The data
○ ○ ○
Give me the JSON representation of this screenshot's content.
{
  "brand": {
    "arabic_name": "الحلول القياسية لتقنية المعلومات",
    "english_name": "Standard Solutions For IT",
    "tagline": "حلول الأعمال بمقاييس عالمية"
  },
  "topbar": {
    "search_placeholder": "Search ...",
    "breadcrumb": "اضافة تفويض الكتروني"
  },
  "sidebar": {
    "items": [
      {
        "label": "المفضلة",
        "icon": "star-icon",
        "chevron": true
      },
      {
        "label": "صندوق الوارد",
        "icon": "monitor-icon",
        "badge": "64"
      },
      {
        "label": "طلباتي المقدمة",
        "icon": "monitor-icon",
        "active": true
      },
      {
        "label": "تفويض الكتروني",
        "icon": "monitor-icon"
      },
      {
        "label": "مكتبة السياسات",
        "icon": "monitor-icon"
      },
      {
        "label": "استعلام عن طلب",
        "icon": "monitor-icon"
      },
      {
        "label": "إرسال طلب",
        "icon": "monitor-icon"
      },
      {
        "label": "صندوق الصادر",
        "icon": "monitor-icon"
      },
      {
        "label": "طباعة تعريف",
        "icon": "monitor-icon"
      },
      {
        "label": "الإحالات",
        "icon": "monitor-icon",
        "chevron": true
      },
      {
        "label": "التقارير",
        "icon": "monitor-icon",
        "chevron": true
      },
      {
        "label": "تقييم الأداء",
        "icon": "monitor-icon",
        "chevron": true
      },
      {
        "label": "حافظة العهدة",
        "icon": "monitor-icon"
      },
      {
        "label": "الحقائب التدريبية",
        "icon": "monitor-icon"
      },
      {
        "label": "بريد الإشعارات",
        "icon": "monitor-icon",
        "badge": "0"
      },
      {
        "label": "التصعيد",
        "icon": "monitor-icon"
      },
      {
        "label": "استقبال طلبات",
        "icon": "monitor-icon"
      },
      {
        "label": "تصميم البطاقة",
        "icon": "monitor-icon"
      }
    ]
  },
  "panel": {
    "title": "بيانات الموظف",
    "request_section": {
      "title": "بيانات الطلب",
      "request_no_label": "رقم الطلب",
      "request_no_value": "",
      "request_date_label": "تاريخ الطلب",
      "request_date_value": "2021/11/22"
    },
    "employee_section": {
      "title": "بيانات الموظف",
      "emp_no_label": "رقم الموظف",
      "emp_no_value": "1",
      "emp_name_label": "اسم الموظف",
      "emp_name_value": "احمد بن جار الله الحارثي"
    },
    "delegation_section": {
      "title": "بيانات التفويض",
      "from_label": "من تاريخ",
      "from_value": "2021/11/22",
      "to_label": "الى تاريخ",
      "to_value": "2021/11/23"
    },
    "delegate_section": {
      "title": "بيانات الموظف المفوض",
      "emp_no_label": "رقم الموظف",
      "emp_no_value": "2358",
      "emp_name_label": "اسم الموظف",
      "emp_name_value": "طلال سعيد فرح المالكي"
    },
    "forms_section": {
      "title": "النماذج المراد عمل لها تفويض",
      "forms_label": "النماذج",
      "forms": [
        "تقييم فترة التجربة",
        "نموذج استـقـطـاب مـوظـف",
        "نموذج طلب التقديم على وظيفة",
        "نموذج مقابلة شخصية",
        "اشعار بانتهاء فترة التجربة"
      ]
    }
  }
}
○ ○ ○
Set exercise
Among the lines of the material, find those that hold the word "النماذج" and copy them.

Solution for this task
      "title": "النماذج المراد عمل لها تفويض",
      "forms_label": "النماذج",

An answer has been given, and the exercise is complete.